GIVEN RECORDS |
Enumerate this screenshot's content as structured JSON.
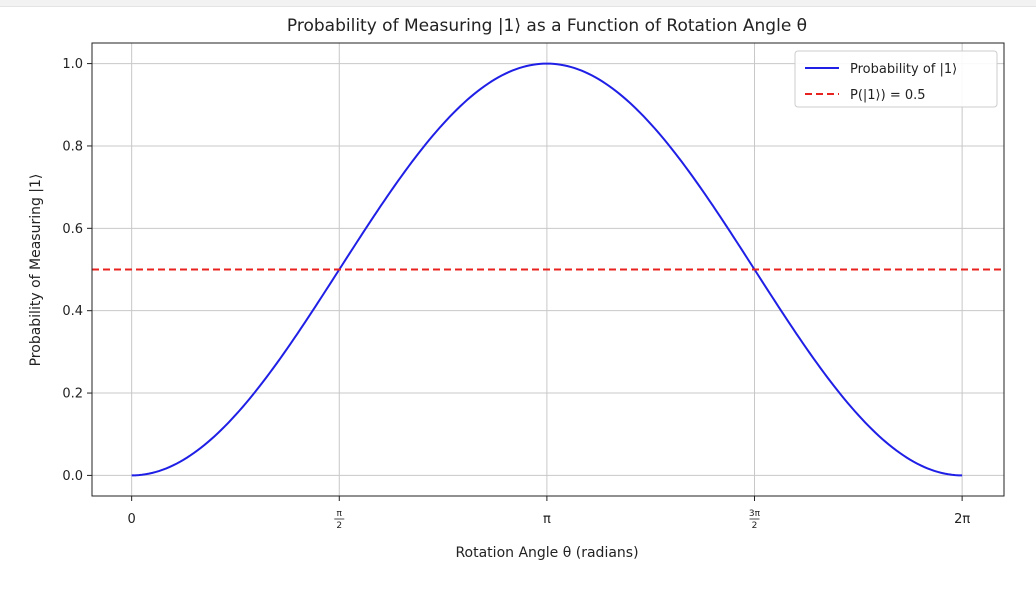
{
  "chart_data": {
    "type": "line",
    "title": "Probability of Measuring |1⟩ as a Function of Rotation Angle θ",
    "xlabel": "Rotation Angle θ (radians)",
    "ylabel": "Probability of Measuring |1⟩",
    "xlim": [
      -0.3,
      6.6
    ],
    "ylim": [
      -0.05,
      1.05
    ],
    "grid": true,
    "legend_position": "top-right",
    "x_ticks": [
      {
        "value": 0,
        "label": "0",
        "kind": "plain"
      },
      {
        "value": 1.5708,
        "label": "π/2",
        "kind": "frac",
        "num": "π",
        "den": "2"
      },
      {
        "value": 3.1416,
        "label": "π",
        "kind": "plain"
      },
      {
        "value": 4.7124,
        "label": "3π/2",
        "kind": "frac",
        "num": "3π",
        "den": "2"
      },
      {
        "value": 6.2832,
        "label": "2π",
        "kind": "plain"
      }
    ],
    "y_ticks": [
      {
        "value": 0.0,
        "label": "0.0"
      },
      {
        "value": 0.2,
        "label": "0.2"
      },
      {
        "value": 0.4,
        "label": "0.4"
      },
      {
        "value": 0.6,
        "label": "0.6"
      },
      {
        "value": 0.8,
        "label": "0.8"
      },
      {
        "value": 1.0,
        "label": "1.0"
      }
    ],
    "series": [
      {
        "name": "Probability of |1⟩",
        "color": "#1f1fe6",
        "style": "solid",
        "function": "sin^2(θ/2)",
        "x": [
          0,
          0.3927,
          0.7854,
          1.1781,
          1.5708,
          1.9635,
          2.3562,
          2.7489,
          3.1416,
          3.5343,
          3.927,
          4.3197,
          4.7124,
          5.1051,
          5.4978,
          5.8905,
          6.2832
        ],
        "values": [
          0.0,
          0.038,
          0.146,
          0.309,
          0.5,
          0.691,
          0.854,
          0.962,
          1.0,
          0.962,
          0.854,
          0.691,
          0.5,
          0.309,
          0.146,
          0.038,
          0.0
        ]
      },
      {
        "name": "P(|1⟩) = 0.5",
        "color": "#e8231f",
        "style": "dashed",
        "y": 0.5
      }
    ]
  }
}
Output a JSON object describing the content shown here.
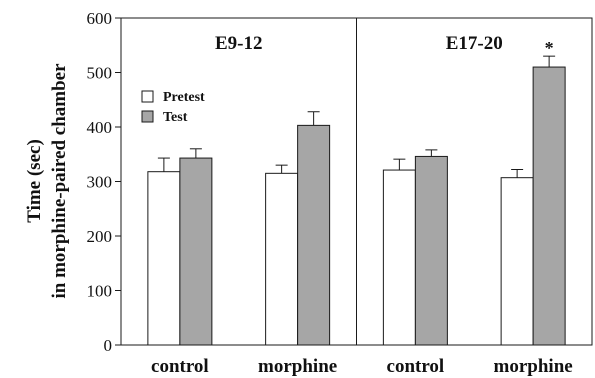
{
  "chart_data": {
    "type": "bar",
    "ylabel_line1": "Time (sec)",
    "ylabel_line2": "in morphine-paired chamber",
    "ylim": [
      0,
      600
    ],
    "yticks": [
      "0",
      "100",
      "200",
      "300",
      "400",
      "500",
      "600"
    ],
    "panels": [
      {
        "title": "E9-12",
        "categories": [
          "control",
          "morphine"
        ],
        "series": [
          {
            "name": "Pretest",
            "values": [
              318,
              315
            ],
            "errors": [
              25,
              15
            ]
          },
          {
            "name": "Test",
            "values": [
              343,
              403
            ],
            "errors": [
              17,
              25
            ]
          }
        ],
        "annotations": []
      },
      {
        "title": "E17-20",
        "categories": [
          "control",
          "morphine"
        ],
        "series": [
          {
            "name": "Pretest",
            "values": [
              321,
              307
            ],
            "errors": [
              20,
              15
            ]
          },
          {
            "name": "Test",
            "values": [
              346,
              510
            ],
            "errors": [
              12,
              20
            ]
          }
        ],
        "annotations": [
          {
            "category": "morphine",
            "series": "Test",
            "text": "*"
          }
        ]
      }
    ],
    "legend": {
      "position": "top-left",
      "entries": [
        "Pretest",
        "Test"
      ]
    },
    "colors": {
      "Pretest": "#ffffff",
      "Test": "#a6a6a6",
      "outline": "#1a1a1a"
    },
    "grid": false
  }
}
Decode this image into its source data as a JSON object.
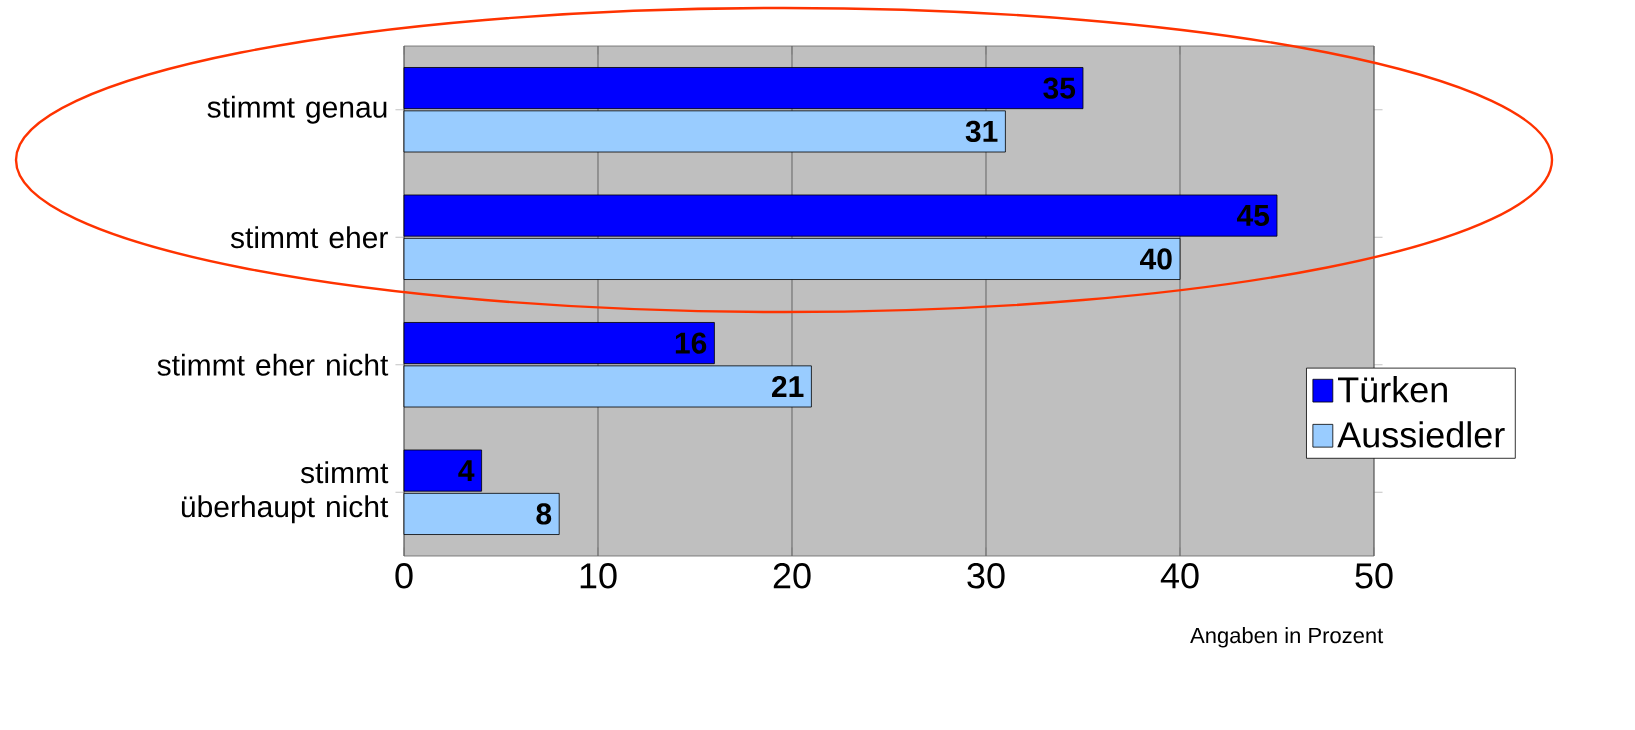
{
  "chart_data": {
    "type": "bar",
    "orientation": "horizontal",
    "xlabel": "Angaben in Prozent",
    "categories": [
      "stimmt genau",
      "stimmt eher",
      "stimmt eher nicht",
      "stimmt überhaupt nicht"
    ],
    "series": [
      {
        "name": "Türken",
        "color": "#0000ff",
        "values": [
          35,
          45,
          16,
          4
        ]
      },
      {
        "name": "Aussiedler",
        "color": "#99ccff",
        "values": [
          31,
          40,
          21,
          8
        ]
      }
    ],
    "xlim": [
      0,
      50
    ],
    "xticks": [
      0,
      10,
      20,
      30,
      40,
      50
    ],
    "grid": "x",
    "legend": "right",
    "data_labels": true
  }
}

WRITTEN REQUEST |
Leave the pictures out and output the rest of the listing exactly.

OUTPUT OF THE EXERCISE |
Enumerate this screenshot's content as structured JSON.
{
  "chart_data": {
    "type": "line",
    "title": "Probability of Measuring |1⟩ as a Function of Rotation Angle θ",
    "xlabel": "Rotation Angle θ (radians)",
    "ylabel": "Probability of Measuring |1⟩",
    "xlim": [
      -0.3,
      6.6
    ],
    "ylim": [
      -0.05,
      1.05
    ],
    "grid": true,
    "legend_position": "top-right",
    "x_ticks": [
      {
        "value": 0,
        "label": "0",
        "kind": "plain"
      },
      {
        "value": 1.5708,
        "label": "π/2",
        "kind": "frac",
        "num": "π",
        "den": "2"
      },
      {
        "value": 3.1416,
        "label": "π",
        "kind": "plain"
      },
      {
        "value": 4.7124,
        "label": "3π/2",
        "kind": "frac",
        "num": "3π",
        "den": "2"
      },
      {
        "value": 6.2832,
        "label": "2π",
        "kind": "plain"
      }
    ],
    "y_ticks": [
      {
        "value": 0.0,
        "label": "0.0"
      },
      {
        "value": 0.2,
        "label": "0.2"
      },
      {
        "value": 0.4,
        "label": "0.4"
      },
      {
        "value": 0.6,
        "label": "0.6"
      },
      {
        "value": 0.8,
        "label": "0.8"
      },
      {
        "value": 1.0,
        "label": "1.0"
      }
    ],
    "series": [
      {
        "name": "Probability of |1⟩",
        "color": "#1f1fe6",
        "style": "solid",
        "function": "sin^2(θ/2)",
        "x": [
          0,
          0.3927,
          0.7854,
          1.1781,
          1.5708,
          1.9635,
          2.3562,
          2.7489,
          3.1416,
          3.5343,
          3.927,
          4.3197,
          4.7124,
          5.1051,
          5.4978,
          5.8905,
          6.2832
        ],
        "values": [
          0.0,
          0.038,
          0.146,
          0.309,
          0.5,
          0.691,
          0.854,
          0.962,
          1.0,
          0.962,
          0.854,
          0.691,
          0.5,
          0.309,
          0.146,
          0.038,
          0.0
        ]
      },
      {
        "name": "P(|1⟩) = 0.5",
        "color": "#e8231f",
        "style": "dashed",
        "y": 0.5
      }
    ]
  }
}
Output a JSON object describing the content shown here.
{
  "chart_data": {
    "type": "bar",
    "ylabel_line1": "Time (sec)",
    "ylabel_line2": "in morphine-paired chamber",
    "ylim": [
      0,
      600
    ],
    "yticks": [
      "0",
      "100",
      "200",
      "300",
      "400",
      "500",
      "600"
    ],
    "panels": [
      {
        "title": "E9-12",
        "categories": [
          "control",
          "morphine"
        ],
        "series": [
          {
            "name": "Pretest",
            "values": [
              318,
              315
            ],
            "errors": [
              25,
              15
            ]
          },
          {
            "name": "Test",
            "values": [
              343,
              403
            ],
            "errors": [
              17,
              25
            ]
          }
        ],
        "annotations": []
      },
      {
        "title": "E17-20",
        "categories": [
          "control",
          "morphine"
        ],
        "series": [
          {
            "name": "Pretest",
            "values": [
              321,
              307
            ],
            "errors": [
              20,
              15
            ]
          },
          {
            "name": "Test",
            "values": [
              346,
              510
            ],
            "errors": [
              12,
              20
            ]
          }
        ],
        "annotations": [
          {
            "category": "morphine",
            "series": "Test",
            "text": "*"
          }
        ]
      }
    ],
    "legend": {
      "position": "top-left",
      "entries": [
        "Pretest",
        "Test"
      ]
    },
    "colors": {
      "Pretest": "#ffffff",
      "Test": "#a6a6a6",
      "outline": "#1a1a1a"
    },
    "grid": false
  }
}
Decode this image into its source data as a JSON object.
{
  "chart_data": {
    "type": "bar",
    "orientation": "horizontal",
    "xlabel": "Angaben in Prozent",
    "categories": [
      "stimmt genau",
      "stimmt eher",
      "stimmt eher nicht",
      "stimmt überhaupt nicht"
    ],
    "series": [
      {
        "name": "Türken",
        "color": "#0000ff",
        "values": [
          35,
          45,
          16,
          4
        ]
      },
      {
        "name": "Aussiedler",
        "color": "#99ccff",
        "values": [
          31,
          40,
          21,
          8
        ]
      }
    ],
    "xlim": [
      0,
      50
    ],
    "xticks": [
      0,
      10,
      20,
      30,
      40,
      50
    ],
    "grid": "x",
    "legend": "right",
    "data_labels": true
  }
}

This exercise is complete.